What you need to do
Print exactly the lines from the line with "Give me a plain-text" to the last line of the data, please, both included.

Records
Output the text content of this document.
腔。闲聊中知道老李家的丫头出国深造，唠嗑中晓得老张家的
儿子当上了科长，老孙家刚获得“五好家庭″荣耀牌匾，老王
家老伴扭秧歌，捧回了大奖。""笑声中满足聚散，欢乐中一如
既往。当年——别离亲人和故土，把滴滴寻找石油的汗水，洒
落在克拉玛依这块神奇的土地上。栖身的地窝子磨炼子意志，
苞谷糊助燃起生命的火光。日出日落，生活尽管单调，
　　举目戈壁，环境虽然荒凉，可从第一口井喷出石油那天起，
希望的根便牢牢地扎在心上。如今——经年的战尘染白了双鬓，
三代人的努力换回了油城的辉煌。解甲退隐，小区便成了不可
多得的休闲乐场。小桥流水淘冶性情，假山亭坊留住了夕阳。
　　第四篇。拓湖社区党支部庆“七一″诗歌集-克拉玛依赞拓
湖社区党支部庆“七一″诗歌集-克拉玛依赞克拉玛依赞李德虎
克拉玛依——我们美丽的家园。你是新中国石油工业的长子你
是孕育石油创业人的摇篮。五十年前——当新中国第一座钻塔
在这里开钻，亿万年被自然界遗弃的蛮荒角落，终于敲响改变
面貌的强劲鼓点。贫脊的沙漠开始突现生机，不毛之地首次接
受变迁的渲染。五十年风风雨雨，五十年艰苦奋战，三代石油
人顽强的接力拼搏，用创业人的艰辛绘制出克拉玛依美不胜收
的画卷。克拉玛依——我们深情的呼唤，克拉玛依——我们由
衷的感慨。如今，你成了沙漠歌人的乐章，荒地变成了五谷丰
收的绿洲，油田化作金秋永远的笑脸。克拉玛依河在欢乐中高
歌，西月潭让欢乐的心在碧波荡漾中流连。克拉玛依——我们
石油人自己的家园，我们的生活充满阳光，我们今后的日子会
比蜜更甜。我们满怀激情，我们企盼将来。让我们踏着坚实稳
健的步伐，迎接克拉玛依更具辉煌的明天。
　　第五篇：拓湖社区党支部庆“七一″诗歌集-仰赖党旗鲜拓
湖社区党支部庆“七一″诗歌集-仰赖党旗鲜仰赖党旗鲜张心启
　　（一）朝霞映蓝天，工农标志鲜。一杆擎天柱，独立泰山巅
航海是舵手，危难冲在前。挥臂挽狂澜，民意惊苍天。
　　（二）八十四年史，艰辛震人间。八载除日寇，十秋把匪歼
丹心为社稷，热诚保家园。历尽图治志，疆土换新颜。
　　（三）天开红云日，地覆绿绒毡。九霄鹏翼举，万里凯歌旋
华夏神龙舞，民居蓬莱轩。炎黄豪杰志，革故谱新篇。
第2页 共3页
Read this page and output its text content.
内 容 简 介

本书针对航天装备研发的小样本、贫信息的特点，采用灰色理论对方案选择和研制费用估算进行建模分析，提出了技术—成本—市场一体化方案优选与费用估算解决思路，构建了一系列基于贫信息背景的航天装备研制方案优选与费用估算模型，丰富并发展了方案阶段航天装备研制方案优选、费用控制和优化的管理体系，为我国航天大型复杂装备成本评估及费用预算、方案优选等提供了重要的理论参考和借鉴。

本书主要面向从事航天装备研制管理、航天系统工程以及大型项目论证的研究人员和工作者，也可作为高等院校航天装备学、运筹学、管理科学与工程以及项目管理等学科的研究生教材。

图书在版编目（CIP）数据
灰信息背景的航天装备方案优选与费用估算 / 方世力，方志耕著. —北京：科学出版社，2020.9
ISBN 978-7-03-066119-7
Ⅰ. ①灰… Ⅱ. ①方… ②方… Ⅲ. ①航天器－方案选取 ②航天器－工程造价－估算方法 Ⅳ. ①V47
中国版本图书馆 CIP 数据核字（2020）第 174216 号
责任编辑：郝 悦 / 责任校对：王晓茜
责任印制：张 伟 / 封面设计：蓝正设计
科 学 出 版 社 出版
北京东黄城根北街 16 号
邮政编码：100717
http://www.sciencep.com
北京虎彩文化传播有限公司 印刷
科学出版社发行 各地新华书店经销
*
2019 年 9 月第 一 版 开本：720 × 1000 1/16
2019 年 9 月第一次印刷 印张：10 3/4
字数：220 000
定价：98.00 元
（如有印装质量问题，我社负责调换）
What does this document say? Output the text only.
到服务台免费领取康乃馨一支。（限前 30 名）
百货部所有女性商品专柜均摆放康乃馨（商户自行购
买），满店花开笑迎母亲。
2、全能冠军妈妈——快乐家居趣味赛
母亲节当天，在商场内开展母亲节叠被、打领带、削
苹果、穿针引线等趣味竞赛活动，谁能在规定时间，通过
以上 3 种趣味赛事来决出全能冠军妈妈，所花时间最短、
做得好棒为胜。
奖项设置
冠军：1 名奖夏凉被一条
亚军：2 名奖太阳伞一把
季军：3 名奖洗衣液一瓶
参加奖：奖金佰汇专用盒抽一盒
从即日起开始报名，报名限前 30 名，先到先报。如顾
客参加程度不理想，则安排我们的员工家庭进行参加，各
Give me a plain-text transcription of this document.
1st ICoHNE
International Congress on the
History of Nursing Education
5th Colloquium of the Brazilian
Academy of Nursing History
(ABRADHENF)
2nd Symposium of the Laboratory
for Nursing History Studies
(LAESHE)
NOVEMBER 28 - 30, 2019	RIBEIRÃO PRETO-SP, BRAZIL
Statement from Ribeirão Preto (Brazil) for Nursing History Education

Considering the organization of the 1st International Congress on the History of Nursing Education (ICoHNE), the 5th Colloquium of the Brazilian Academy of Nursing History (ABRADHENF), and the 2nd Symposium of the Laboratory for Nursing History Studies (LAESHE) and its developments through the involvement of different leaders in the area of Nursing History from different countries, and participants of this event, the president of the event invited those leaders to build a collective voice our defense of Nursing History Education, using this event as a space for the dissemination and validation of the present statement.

Task answer
Give me a plain-text transcription of this document.
1st ICoHNE
International Congress on the
History of Nursing Education
5th Colloquium of the Brazilian
Academy of Nursing History
(ABRADHENF)
2nd Symposium of the Laboratory
for Nursing History Studies
(LAESHE)
NOVEMBER 28 - 30, 2019	RIBEIRÃO PRETO-SP, BRAZIL
Statement from Ribeirão Preto (Brazil) for Nursing History Education

Considering the organization of the 1st International Congress on the History of Nursing Education (ICoHNE), the 5th Colloquium of the Brazilian Academy of Nursing History (ABRADHENF), and the 2nd Symposium of the Laboratory for Nursing History Studies (LAESHE) and its developments through the involvement of different leaders in the area of Nursing History from different countries, and participants of this event, the president of the event invited those leaders to build a collective voice our defense of Nursing History Education, using this event as a space for the dissemination and validation of the present statement.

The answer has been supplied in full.